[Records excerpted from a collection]
========
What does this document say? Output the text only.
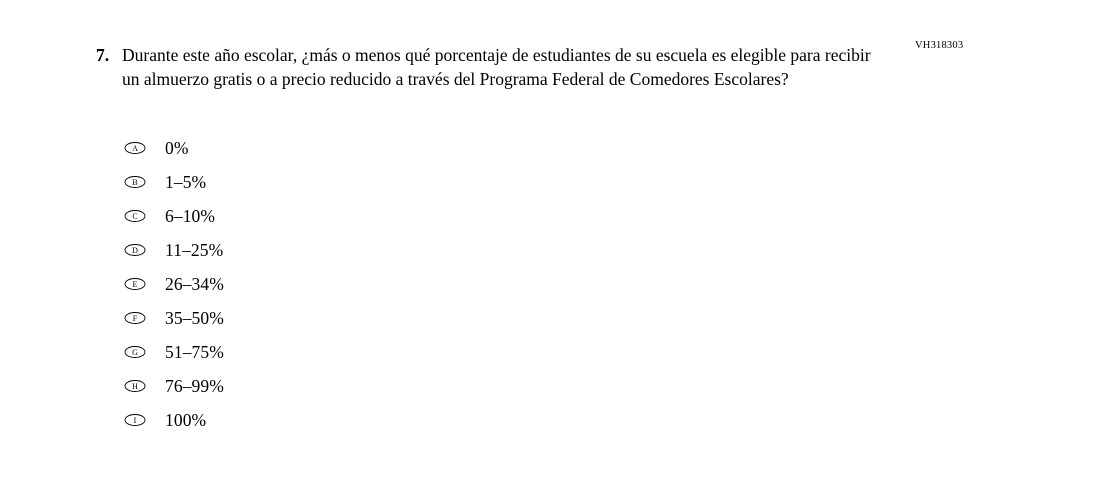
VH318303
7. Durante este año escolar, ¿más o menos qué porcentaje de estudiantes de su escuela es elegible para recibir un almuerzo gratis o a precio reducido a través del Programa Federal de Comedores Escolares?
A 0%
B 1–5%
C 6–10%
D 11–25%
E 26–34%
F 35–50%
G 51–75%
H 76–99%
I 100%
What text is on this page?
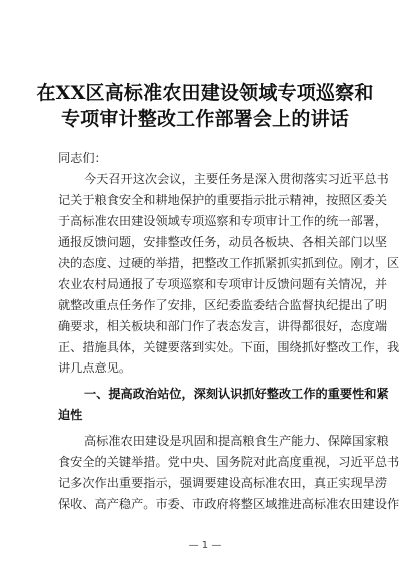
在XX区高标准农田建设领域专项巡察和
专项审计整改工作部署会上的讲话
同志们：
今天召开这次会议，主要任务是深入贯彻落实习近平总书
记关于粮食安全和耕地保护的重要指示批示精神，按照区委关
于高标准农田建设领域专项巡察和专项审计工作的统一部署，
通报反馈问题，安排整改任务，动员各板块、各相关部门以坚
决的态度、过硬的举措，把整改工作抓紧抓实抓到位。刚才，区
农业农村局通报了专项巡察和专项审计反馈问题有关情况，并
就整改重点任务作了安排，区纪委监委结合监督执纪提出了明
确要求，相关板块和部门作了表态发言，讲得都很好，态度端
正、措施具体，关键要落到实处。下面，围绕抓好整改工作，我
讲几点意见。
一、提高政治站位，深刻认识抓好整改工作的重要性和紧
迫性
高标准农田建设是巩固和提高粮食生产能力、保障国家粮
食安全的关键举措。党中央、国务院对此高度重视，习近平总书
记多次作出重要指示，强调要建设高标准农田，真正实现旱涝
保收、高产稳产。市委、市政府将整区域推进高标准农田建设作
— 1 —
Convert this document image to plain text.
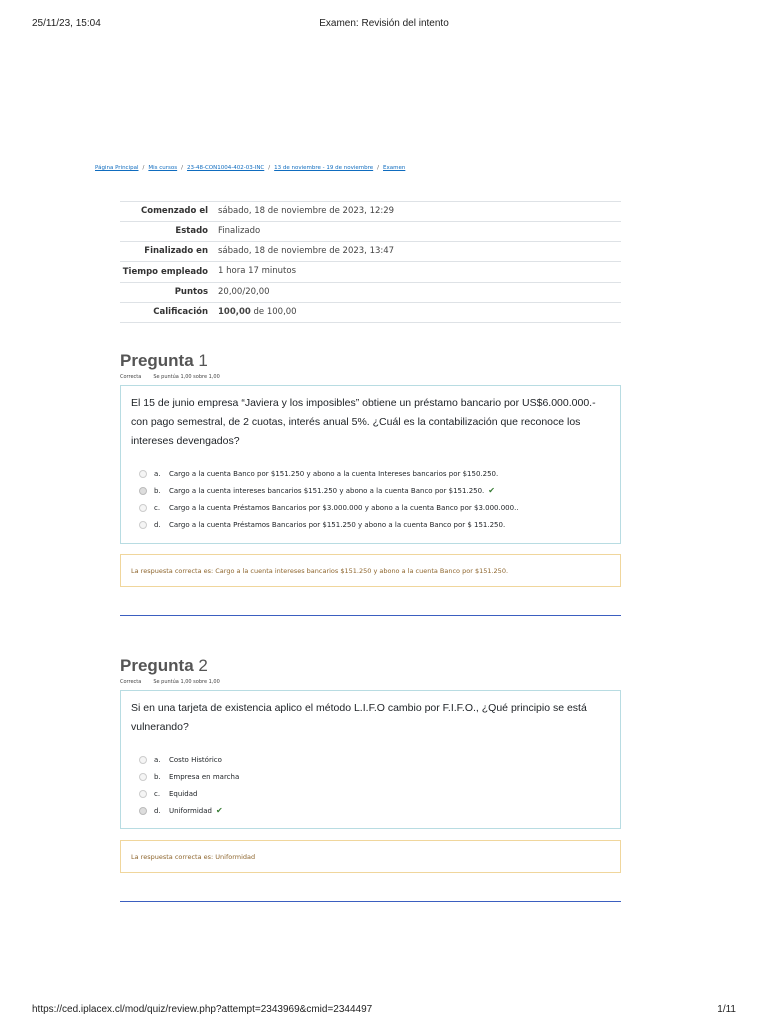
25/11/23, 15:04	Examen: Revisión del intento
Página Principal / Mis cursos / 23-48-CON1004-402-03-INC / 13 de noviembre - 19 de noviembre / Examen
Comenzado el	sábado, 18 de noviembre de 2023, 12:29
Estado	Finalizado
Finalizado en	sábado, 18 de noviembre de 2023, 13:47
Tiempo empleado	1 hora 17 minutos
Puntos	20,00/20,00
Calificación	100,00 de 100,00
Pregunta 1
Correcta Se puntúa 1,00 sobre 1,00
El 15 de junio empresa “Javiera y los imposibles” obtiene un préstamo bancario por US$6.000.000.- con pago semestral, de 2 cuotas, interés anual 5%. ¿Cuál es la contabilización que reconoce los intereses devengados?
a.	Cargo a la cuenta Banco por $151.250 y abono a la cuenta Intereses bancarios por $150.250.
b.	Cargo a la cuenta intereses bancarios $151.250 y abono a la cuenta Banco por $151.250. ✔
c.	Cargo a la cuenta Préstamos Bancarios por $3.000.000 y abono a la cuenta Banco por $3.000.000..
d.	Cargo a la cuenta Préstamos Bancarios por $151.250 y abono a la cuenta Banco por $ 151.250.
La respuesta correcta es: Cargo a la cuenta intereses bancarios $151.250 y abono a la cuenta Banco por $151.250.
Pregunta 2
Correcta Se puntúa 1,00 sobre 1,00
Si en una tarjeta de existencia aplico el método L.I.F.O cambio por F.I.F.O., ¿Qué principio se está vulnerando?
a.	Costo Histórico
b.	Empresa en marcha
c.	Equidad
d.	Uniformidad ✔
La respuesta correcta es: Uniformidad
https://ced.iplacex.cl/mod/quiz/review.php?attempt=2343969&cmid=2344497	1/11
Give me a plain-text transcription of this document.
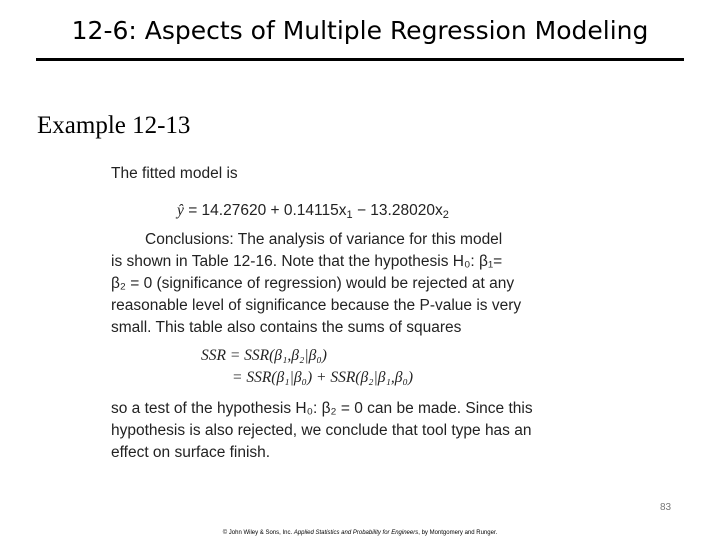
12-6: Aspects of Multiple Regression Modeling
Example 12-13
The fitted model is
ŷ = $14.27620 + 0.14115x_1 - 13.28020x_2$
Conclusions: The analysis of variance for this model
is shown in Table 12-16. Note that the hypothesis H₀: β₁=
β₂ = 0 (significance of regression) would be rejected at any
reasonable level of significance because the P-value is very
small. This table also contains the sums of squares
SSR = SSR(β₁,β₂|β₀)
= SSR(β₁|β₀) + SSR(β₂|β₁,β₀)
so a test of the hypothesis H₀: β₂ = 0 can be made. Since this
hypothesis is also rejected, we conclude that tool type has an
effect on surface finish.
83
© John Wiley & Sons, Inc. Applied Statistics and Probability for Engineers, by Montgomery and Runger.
========
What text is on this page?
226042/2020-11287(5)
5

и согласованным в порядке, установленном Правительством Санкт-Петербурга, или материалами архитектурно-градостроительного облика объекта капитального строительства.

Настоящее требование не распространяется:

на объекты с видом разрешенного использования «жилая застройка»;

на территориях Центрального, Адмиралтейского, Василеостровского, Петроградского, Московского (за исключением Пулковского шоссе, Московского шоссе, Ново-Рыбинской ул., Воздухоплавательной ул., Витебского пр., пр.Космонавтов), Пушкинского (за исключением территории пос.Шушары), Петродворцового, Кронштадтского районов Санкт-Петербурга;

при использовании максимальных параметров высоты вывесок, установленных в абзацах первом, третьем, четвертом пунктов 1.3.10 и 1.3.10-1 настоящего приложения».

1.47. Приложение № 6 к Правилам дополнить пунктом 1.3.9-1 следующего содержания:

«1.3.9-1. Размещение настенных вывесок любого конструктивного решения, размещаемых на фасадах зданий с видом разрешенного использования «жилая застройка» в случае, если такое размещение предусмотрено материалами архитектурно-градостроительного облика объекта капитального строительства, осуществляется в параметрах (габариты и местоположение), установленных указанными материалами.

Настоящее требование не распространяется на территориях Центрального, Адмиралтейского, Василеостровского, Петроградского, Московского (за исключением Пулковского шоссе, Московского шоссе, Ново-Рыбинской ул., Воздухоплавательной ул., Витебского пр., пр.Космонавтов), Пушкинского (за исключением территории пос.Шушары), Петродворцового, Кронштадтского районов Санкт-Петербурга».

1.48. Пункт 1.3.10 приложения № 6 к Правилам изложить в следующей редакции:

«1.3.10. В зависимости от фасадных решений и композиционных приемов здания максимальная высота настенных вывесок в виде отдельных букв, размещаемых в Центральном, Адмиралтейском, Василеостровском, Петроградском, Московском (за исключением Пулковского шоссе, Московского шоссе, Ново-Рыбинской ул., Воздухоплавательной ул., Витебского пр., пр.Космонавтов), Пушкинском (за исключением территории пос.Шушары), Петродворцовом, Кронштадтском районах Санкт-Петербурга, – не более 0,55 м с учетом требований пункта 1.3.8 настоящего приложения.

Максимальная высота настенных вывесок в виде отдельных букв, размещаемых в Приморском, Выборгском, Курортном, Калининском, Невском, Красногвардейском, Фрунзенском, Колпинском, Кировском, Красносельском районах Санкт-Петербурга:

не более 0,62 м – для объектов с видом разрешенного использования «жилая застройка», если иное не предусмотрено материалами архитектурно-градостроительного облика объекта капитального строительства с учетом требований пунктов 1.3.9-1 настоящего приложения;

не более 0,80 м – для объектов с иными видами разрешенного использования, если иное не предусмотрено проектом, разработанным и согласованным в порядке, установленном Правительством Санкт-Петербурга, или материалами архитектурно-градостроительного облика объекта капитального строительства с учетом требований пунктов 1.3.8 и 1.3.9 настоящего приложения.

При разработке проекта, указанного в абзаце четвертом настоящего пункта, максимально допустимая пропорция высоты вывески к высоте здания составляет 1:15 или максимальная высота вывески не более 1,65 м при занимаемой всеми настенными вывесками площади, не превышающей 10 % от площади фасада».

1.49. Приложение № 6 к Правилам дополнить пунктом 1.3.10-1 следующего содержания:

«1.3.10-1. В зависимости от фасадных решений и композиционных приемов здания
========
#### Task instructions
Only the number should be given: how many lines of the data contain the word "фасадных"?

#### Correct response
2